▶ _MATERIAL TO PROCESS_
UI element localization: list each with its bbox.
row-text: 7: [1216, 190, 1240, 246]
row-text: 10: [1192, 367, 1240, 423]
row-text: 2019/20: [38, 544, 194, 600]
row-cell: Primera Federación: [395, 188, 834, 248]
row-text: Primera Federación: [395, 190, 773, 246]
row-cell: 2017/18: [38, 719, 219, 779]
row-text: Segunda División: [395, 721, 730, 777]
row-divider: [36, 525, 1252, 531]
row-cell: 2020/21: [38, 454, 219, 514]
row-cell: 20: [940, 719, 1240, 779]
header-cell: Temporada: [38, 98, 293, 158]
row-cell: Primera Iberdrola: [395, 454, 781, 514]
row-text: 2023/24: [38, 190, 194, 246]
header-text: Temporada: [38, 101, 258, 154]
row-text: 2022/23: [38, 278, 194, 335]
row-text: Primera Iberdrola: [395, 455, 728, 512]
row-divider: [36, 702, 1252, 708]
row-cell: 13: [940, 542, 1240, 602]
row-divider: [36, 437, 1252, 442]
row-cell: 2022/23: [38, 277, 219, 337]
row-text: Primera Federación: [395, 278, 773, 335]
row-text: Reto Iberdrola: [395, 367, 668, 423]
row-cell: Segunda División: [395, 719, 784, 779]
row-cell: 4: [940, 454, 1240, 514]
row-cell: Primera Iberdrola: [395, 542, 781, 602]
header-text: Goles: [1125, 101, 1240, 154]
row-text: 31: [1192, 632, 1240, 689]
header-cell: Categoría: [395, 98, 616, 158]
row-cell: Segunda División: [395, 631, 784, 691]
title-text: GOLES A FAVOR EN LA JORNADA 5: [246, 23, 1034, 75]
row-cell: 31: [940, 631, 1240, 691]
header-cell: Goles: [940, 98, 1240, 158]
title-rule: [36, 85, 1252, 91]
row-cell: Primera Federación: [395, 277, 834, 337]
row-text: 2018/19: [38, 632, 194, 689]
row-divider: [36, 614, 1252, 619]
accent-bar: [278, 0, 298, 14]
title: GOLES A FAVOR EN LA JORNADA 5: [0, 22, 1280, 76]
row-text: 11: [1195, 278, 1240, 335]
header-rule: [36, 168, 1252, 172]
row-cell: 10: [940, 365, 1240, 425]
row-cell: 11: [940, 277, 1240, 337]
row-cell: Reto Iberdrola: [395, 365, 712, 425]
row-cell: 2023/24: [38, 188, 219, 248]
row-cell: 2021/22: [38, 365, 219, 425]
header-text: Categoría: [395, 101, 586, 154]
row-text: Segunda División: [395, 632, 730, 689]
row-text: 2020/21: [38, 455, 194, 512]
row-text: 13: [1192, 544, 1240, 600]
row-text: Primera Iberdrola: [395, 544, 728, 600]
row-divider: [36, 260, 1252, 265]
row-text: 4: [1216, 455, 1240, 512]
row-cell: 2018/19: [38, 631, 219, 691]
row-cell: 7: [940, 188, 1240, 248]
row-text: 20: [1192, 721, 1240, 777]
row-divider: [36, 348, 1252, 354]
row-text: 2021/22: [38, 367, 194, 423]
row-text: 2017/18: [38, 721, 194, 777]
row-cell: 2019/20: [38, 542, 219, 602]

▶ _TASK GOAL_
Which rows above contain the string "Federación"? Extract each of them in full.

▶ _RESPONSE TO THE EXERCISE_
row-cell: Primera Federación: [395, 188, 834, 248]
row-text: Primera Federación: [395, 190, 773, 246]
row-text: Primera Federación: [395, 278, 773, 335]
row-cell: Primera Federación: [395, 277, 834, 337]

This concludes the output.